• **Task goal**:
Identify each line containing the word "dressing" and copy it.
##### Entries provided #####
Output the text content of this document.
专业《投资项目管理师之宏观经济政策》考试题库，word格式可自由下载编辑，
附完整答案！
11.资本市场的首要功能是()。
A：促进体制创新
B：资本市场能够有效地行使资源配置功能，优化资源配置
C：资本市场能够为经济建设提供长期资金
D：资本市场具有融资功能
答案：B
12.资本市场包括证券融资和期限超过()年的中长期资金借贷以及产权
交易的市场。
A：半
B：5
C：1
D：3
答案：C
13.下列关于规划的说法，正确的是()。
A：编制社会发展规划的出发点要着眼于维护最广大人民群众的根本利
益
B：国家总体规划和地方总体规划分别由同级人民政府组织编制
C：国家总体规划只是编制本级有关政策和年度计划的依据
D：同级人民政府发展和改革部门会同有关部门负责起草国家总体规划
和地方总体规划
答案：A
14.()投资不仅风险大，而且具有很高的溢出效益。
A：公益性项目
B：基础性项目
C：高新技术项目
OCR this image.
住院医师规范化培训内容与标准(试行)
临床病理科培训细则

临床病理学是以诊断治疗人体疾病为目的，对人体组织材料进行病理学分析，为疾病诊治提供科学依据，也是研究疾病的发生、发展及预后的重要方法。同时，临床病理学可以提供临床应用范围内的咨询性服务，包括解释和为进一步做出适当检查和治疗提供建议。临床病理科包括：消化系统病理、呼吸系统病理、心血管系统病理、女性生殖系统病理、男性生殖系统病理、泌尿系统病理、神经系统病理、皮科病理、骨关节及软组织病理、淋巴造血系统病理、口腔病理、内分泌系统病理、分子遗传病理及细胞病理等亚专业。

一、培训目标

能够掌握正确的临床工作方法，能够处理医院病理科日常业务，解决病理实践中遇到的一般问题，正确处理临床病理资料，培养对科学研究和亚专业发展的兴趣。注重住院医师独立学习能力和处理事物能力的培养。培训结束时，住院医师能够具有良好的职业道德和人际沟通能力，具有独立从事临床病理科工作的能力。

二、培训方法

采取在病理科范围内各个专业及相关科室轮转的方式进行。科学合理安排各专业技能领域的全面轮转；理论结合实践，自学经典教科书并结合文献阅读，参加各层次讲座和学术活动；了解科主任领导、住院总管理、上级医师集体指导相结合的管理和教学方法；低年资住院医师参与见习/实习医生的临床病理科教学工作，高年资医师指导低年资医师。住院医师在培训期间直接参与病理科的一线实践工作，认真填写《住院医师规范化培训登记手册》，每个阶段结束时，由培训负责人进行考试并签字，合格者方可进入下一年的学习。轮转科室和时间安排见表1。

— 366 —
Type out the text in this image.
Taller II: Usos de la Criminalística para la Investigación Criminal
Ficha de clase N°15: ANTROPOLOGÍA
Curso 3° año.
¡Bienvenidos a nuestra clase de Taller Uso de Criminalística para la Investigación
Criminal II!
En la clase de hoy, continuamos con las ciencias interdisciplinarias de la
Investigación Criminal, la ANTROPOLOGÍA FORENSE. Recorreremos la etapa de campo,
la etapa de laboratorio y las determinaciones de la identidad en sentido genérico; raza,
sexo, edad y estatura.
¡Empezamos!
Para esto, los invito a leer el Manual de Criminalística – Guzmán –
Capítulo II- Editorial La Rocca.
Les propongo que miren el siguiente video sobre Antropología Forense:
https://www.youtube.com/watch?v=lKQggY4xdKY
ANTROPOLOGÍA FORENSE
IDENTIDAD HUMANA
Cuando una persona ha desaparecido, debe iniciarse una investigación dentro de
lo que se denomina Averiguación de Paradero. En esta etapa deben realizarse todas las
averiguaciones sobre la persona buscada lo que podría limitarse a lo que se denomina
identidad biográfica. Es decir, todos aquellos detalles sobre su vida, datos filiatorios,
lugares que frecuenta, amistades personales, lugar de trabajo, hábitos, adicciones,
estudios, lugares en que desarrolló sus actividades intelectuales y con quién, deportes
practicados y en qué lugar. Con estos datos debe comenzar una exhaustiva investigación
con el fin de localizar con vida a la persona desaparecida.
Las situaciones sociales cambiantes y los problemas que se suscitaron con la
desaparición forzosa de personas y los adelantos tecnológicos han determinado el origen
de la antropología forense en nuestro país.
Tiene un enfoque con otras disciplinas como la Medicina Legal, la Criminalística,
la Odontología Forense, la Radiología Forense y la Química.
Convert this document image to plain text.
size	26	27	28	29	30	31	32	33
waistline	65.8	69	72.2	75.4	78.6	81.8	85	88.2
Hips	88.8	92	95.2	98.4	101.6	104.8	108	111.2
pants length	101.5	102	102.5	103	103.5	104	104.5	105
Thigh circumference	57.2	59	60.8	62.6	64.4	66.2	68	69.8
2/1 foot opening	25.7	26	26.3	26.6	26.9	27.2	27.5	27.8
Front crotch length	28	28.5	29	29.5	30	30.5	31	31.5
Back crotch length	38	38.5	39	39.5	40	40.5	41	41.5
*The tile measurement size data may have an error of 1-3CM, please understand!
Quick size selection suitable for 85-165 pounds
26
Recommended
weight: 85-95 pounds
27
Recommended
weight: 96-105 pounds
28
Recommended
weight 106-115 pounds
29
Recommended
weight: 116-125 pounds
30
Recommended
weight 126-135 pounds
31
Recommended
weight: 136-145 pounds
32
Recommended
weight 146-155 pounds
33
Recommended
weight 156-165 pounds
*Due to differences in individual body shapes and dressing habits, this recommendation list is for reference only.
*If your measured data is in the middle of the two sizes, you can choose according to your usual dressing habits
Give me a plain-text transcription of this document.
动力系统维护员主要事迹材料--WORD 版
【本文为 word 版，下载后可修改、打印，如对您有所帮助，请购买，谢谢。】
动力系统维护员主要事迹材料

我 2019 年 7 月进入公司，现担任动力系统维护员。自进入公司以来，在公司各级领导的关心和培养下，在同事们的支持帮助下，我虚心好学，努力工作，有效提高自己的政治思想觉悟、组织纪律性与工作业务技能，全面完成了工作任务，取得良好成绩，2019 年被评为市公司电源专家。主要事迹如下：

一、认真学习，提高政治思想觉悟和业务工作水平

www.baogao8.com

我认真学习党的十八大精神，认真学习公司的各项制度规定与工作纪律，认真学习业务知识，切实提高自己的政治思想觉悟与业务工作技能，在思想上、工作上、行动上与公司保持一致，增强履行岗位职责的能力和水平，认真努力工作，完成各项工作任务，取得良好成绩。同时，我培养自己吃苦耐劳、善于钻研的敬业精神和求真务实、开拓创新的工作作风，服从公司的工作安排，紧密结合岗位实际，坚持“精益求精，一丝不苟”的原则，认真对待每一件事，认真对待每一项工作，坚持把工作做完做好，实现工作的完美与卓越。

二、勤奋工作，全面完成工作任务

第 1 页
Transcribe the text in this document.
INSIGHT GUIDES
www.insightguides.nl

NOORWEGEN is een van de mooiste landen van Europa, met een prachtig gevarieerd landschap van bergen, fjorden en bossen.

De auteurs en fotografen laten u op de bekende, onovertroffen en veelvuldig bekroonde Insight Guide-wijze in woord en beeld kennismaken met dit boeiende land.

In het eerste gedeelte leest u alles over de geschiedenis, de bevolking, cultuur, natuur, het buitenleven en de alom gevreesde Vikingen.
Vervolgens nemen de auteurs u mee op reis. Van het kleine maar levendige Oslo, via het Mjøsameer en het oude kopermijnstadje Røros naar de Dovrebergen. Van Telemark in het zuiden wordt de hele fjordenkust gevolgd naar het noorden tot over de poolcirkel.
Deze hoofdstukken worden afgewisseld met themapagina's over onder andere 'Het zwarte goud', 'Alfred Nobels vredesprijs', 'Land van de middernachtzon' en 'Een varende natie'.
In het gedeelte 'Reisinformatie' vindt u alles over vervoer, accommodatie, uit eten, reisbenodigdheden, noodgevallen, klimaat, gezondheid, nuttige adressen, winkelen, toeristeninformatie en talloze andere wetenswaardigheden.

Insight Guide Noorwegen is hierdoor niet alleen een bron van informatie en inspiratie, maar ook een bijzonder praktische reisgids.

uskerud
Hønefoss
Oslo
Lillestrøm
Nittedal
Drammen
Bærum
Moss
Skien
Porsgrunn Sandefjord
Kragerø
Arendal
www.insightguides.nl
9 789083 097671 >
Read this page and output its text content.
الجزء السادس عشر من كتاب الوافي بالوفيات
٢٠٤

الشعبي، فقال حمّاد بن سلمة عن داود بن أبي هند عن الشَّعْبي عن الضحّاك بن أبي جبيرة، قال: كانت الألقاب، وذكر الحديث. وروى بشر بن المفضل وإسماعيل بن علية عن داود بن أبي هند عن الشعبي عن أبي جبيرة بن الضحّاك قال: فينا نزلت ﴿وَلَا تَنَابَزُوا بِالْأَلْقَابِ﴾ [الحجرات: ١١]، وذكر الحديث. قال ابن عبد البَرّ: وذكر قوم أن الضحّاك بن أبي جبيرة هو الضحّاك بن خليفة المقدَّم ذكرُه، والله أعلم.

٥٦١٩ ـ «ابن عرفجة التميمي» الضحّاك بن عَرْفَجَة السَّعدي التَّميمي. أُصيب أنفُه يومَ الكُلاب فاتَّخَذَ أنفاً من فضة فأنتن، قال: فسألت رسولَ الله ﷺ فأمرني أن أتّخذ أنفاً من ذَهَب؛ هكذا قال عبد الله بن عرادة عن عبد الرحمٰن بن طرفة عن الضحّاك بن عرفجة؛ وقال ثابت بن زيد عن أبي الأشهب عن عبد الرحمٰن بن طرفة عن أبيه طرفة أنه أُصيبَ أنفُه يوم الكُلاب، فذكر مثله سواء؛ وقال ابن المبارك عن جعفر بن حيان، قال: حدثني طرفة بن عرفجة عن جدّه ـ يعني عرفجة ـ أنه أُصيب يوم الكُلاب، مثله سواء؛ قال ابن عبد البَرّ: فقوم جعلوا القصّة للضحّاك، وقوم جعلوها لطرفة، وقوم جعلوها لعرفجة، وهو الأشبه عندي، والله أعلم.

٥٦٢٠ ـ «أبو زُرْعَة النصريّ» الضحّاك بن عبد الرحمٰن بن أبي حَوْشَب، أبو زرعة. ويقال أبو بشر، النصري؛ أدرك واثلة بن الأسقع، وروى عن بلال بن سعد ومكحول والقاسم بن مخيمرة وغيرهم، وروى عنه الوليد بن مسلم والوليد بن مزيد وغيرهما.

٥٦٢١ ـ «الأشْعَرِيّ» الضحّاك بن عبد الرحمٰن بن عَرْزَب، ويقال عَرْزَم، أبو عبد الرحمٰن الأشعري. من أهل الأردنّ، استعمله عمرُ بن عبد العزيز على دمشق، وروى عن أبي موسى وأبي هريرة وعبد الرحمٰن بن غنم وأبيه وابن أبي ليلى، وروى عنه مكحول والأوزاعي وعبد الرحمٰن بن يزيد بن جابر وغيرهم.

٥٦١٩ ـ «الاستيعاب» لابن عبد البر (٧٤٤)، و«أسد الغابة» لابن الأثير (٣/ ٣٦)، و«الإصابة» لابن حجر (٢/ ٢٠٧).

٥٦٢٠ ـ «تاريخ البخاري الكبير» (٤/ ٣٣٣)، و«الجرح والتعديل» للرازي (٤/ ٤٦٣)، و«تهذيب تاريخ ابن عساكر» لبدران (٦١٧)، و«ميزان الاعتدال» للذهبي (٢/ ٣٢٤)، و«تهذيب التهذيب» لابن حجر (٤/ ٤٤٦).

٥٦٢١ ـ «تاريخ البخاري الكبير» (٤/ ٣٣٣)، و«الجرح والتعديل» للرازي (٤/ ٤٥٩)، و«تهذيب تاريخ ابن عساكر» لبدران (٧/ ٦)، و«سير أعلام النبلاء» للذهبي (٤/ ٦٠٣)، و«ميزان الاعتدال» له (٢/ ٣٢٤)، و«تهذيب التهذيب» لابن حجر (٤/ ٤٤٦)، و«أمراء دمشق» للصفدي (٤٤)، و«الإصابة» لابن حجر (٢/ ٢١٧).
#####
• **Exercise output**:
*Due to differences in individual body shapes and dressing habits, this recommendation list is for reference only.
*If your measured data is in the middle of the two sizes, you can choose according to your usual dressing habits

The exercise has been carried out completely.